# start of LISTED ENTRIES

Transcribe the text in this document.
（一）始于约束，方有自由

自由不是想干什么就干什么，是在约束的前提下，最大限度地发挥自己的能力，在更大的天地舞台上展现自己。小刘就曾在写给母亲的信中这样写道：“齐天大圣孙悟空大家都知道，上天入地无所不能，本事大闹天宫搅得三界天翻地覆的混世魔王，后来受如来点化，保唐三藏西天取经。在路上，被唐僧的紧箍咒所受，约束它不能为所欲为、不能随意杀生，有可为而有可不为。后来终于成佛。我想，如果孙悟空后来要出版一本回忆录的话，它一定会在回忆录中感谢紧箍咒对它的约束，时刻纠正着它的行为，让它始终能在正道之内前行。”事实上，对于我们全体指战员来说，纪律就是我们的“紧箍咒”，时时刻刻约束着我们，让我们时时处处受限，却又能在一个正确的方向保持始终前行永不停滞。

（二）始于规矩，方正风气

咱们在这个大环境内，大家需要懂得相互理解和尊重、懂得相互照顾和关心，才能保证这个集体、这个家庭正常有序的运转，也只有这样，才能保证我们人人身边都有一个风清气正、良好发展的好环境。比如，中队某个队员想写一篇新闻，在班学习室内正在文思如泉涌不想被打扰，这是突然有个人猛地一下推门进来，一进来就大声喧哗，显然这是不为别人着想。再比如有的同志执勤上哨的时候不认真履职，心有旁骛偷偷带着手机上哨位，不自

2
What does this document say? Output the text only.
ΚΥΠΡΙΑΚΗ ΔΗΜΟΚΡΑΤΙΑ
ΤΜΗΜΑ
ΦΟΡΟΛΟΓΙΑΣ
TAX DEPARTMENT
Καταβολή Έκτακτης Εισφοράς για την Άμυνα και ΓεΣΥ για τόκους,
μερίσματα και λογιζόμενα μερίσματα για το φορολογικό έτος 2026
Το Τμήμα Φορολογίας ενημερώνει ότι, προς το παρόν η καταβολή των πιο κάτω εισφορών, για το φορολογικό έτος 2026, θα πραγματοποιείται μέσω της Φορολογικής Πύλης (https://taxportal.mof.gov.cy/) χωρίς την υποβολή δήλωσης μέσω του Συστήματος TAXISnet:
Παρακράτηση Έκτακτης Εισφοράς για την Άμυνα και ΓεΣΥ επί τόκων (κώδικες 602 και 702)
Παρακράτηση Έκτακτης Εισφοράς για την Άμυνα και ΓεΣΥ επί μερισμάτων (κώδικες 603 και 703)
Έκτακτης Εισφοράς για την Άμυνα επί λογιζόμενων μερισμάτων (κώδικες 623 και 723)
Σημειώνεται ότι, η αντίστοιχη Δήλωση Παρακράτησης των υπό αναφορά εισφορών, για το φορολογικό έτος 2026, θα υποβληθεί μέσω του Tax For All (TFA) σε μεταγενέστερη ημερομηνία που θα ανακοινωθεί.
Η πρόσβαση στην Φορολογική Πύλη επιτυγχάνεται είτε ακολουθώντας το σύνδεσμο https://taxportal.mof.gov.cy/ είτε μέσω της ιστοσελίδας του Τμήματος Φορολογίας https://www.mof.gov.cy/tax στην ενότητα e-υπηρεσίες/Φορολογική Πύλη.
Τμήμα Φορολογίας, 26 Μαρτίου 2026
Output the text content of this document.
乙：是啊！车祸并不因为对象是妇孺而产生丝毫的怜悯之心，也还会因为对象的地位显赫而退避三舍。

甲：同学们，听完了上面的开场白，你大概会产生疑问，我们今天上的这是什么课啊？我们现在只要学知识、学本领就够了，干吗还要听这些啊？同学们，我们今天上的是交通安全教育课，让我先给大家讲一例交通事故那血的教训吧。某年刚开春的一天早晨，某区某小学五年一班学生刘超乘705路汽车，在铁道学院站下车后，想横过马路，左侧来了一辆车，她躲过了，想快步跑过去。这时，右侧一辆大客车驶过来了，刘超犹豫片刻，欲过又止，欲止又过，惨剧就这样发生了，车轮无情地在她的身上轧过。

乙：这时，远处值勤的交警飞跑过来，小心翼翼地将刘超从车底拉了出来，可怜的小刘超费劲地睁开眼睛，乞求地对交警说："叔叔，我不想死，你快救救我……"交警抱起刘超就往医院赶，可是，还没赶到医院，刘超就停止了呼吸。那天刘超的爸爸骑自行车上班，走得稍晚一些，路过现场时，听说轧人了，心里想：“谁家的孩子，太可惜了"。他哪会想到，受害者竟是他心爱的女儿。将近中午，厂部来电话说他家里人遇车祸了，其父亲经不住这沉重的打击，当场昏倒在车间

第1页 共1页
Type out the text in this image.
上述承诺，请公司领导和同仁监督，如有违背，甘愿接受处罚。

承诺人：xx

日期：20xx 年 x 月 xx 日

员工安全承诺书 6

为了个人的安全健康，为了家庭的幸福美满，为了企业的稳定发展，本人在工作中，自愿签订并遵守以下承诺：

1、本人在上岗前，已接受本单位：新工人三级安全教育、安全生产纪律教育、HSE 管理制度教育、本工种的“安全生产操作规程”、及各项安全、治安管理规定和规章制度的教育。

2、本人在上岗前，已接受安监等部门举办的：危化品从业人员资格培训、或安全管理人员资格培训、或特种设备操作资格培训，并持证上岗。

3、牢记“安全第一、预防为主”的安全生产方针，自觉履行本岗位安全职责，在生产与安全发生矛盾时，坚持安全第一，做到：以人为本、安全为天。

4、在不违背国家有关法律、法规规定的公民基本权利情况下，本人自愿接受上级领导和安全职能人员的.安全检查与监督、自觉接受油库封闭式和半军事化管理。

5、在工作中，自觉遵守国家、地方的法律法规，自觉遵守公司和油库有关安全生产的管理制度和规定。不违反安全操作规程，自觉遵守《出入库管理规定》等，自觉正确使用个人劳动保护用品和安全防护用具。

# end of LISTED ENTRIES

> **GIVEN INSTRUCTION**
Working from the material above, retype it in its entirety without change.

> **OUTPUT**
Transcribe the text in this document.
（一）始于约束，方有自由

自由不是想干什么就干什么，是在约束的前提下，最大限度地发挥自己的能力，在更大的天地舞台上展现自己。小刘就曾在写给母亲的信中这样写道：“齐天大圣孙悟空大家都知道，上天入地无所不能，本事大闹天宫搅得三界天翻地覆的混世魔王，后来受如来点化，保唐三藏西天取经。在路上，被唐僧的紧箍咒所受，约束它不能为所欲为、不能随意杀生，有可为而有可不为。后来终于成佛。我想，如果孙悟空后来要出版一本回忆录的话，它一定会在回忆录中感谢紧箍咒对它的约束，时刻纠正着它的行为，让它始终能在正道之内前行。”事实上，对于我们全体指战员来说，纪律就是我们的“紧箍咒”，时时刻刻约束着我们，让我们时时处处受限，却又能在一个正确的方向保持始终前行永不停滞。

（二）始于规矩，方正风气

咱们在这个大环境内，大家需要懂得相互理解和尊重、懂得相互照顾和关心，才能保证这个集体、这个家庭正常有序的运转，也只有这样，才能保证我们人人身边都有一个风清气正、良好发展的好环境。比如，中队某个队员想写一篇新闻，在班学习室内正在文思如泉涌不想被打扰，这是突然有个人猛地一下推门进来，一进来就大声喧哗，显然这是不为别人着想。再比如有的同志执勤上哨的时候不认真履职，心有旁骛偷偷带着手机上哨位，不自

2
What does this document say? Output the text only.
ΚΥΠΡΙΑΚΗ ΔΗΜΟΚΡΑΤΙΑ
ΤΜΗΜΑ
ΦΟΡΟΛΟΓΙΑΣ
TAX DEPARTMENT
Καταβολή Έκτακτης Εισφοράς για την Άμυνα και ΓεΣΥ για τόκους,
μερίσματα και λογιζόμενα μερίσματα για το φορολογικό έτος 2026
Το Τμήμα Φορολογίας ενημερώνει ότι, προς το παρόν η καταβολή των πιο κάτω εισφορών, για το φορολογικό έτος 2026, θα πραγματοποιείται μέσω της Φορολογικής Πύλης (https://taxportal.mof.gov.cy/) χωρίς την υποβολή δήλωσης μέσω του Συστήματος TAXISnet:
Παρακράτηση Έκτακτης Εισφοράς για την Άμυνα και ΓεΣΥ επί τόκων (κώδικες 602 και 702)
Παρακράτηση Έκτακτης Εισφοράς για την Άμυνα και ΓεΣΥ επί μερισμάτων (κώδικες 603 και 703)
Έκτακτης Εισφοράς για την Άμυνα επί λογιζόμενων μερισμάτων (κώδικες 623 και 723)
Σημειώνεται ότι, η αντίστοιχη Δήλωση Παρακράτησης των υπό αναφορά εισφορών, για το φορολογικό έτος 2026, θα υποβληθεί μέσω του Tax For All (TFA) σε μεταγενέστερη ημερομηνία που θα ανακοινωθεί.
Η πρόσβαση στην Φορολογική Πύλη επιτυγχάνεται είτε ακολουθώντας το σύνδεσμο https://taxportal.mof.gov.cy/ είτε μέσω της ιστοσελίδας του Τμήματος Φορολογίας https://www.mof.gov.cy/tax στην ενότητα e-υπηρεσίες/Φορολογική Πύλη.
Τμήμα Φορολογίας, 26 Μαρτίου 2026
Output the text content of this document.
乙：是啊！车祸并不因为对象是妇孺而产生丝毫的怜悯之心，也还会因为对象的地位显赫而退避三舍。

甲：同学们，听完了上面的开场白，你大概会产生疑问，我们今天上的这是什么课啊？我们现在只要学知识、学本领就够了，干吗还要听这些啊？同学们，我们今天上的是交通安全教育课，让我先给大家讲一例交通事故那血的教训吧。某年刚开春的一天早晨，某区某小学五年一班学生刘超乘705路汽车，在铁道学院站下车后，想横过马路，左侧来了一辆车，她躲过了，想快步跑过去。这时，右侧一辆大客车驶过来了，刘超犹豫片刻，欲过又止，欲止又过，惨剧就这样发生了，车轮无情地在她的身上轧过。

乙：这时，远处值勤的交警飞跑过来，小心翼翼地将刘超从车底拉了出来，可怜的小刘超费劲地睁开眼睛，乞求地对交警说："叔叔，我不想死，你快救救我……"交警抱起刘超就往医院赶，可是，还没赶到医院，刘超就停止了呼吸。那天刘超的爸爸骑自行车上班，走得稍晚一些，路过现场时，听说轧人了，心里想：“谁家的孩子，太可惜了"。他哪会想到，受害者竟是他心爱的女儿。将近中午，厂部来电话说他家里人遇车祸了，其父亲经不住这沉重的打击，当场昏倒在车间

第1页 共1页
Type out the text in this image.
上述承诺，请公司领导和同仁监督，如有违背，甘愿接受处罚。

承诺人：xx

日期：20xx 年 x 月 xx 日

员工安全承诺书 6

为了个人的安全健康，为了家庭的幸福美满，为了企业的稳定发展，本人在工作中，自愿签订并遵守以下承诺：

1、本人在上岗前，已接受本单位：新工人三级安全教育、安全生产纪律教育、HSE 管理制度教育、本工种的“安全生产操作规程”、及各项安全、治安管理规定和规章制度的教育。

2、本人在上岗前，已接受安监等部门举办的：危化品从业人员资格培训、或安全管理人员资格培训、或特种设备操作资格培训，并持证上岗。

3、牢记“安全第一、预防为主”的安全生产方针，自觉履行本岗位安全职责，在生产与安全发生矛盾时，坚持安全第一，做到：以人为本、安全为天。

4、在不违背国家有关法律、法规规定的公民基本权利情况下，本人自愿接受上级领导和安全职能人员的.安全检查与监督、自觉接受油库封闭式和半军事化管理。

5、在工作中，自觉遵守国家、地方的法律法规，自觉遵守公司和油库有关安全生产的管理制度和规定。不违反安全操作规程，自觉遵守《出入库管理规定》等，自觉正确使用个人劳动保护用品和安全防护用具。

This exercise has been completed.